Exercise goal: Look through the data below and return each line where "JSON" appears.

Stored rows:
※

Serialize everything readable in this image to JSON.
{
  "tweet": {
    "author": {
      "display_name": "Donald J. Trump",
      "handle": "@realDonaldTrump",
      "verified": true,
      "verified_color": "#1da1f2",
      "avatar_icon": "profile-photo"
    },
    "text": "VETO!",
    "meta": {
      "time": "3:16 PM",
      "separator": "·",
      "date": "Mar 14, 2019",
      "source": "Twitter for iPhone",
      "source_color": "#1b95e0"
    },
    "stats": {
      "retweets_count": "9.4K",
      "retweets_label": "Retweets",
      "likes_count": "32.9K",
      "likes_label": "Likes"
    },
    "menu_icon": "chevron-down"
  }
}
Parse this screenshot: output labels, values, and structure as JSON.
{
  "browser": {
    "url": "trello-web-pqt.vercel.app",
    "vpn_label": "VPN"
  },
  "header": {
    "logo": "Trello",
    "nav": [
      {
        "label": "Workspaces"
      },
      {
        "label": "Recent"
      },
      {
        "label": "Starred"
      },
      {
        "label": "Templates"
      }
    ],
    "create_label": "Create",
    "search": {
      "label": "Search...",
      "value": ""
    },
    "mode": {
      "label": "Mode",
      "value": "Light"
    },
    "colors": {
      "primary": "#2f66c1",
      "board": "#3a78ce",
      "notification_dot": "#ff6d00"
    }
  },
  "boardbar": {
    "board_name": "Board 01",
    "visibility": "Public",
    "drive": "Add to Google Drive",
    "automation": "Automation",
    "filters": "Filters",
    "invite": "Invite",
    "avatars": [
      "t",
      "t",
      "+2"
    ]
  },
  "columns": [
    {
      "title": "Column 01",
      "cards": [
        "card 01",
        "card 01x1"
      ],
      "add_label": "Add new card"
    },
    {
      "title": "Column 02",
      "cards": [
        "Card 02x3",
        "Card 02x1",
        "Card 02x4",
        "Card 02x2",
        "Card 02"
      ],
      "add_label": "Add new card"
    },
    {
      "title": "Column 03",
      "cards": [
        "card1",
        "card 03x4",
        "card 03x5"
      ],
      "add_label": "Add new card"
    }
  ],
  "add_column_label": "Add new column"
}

※

Exercise result:
Serialize everything readable in this image to JSON.
Parse this screenshot: output labels, values, and structure as JSON.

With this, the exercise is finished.